• **Exercise objective**:
Repeat the records below exactly as they appear.
═════ Input for this task
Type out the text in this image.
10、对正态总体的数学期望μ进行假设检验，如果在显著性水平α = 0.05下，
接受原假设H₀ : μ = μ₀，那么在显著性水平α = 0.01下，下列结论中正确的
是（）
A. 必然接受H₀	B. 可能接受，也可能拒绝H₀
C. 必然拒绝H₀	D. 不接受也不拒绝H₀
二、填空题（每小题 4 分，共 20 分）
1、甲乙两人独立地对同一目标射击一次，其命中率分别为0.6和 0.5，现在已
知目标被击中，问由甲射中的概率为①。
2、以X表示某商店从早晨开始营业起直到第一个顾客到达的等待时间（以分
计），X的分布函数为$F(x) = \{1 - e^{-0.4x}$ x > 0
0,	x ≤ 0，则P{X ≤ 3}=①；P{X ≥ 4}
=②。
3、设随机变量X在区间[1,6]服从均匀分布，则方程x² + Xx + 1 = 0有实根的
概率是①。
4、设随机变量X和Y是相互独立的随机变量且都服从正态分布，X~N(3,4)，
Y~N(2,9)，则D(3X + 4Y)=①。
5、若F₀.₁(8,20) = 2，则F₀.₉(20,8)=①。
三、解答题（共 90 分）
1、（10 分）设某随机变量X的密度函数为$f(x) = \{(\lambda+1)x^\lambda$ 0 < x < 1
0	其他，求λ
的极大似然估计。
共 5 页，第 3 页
══════════
• **Written response**:
Type out the text in this image.
10、对正态总体的数学期望μ进行假设检验，如果在显著性水平α = 0.05下，
接受原假设H₀ : μ = μ₀，那么在显著性水平α = 0.01下，下列结论中正确的
是（）
A. 必然接受H₀	B. 可能接受，也可能拒绝H₀
C. 必然拒绝H₀	D. 不接受也不拒绝H₀
二、填空题（每小题 4 分，共 20 分）
1、甲乙两人独立地对同一目标射击一次，其命中率分别为0.6和 0.5，现在已
知目标被击中，问由甲射中的概率为①。
2、以X表示某商店从早晨开始营业起直到第一个顾客到达的等待时间（以分
计），X的分布函数为$F(x) = \{1 - e^{-0.4x}$ x > 0
0,	x ≤ 0，则P{X ≤ 3}=①；P{X ≥ 4}
=②。
3、设随机变量X在区间[1,6]服从均匀分布，则方程x² + Xx + 1 = 0有实根的
概率是①。
4、设随机变量X和Y是相互独立的随机变量且都服从正态分布，X~N(3,4)，
Y~N(2,9)，则D(3X + 4Y)=①。
5、若F₀.₁(8,20) = 2，则F₀.₉(20,8)=①。
三、解答题（共 90 分）
1、（10 分）设某随机变量X的密度函数为$f(x) = \{(\lambda+1)x^\lambda$ 0 < x < 1
0	其他，求λ
的极大似然估计。
共 5 页，第 3 页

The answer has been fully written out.